## Start

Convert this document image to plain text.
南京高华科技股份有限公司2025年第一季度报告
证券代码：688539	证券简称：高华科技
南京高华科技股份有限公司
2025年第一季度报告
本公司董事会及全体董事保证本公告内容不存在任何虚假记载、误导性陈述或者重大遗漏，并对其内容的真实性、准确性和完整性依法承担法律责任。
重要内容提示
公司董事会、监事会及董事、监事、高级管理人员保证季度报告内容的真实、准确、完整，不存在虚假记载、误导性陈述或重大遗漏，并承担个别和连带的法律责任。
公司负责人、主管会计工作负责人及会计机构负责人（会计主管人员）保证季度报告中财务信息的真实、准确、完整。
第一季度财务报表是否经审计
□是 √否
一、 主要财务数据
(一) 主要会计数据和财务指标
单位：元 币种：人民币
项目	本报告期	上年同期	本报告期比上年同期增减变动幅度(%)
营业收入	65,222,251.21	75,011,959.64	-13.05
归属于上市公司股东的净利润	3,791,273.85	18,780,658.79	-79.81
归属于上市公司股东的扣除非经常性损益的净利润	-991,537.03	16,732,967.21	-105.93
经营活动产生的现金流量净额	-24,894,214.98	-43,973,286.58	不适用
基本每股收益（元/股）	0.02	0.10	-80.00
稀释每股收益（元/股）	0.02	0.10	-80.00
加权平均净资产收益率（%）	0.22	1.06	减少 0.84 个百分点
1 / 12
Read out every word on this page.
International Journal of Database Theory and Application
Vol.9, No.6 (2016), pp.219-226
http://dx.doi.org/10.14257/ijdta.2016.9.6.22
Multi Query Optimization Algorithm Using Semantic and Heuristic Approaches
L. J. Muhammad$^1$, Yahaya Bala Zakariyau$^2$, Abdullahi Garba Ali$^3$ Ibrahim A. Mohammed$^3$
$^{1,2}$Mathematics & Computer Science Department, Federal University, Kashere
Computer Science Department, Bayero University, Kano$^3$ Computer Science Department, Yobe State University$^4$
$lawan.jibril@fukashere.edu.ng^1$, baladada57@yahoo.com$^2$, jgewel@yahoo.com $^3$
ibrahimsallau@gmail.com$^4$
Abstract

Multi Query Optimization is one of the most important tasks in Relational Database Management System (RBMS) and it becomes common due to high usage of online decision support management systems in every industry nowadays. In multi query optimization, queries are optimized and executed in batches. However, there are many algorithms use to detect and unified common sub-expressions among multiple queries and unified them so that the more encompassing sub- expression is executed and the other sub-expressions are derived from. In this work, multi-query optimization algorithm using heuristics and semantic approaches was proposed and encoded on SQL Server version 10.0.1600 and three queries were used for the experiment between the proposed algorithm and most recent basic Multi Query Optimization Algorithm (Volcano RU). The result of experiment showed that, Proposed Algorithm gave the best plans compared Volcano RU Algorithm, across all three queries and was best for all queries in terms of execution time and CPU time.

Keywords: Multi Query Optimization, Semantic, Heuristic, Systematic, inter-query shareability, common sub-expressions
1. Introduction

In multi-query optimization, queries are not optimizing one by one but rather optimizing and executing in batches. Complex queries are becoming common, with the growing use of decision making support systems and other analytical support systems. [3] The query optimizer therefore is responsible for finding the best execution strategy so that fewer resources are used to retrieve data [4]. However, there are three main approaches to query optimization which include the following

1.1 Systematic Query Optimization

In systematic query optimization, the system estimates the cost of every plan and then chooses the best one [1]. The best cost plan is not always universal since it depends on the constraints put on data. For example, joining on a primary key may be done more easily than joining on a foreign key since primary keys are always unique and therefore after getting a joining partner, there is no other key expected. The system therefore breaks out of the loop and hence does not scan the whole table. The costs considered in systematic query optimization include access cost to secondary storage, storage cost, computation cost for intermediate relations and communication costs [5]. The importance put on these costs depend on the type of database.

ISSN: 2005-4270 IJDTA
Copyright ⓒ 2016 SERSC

## End

DESCRIPTION OF THE TASK:
Only a number is needed: how many lines of the material above contain "three"?

WRITTEN RESPONSE:
2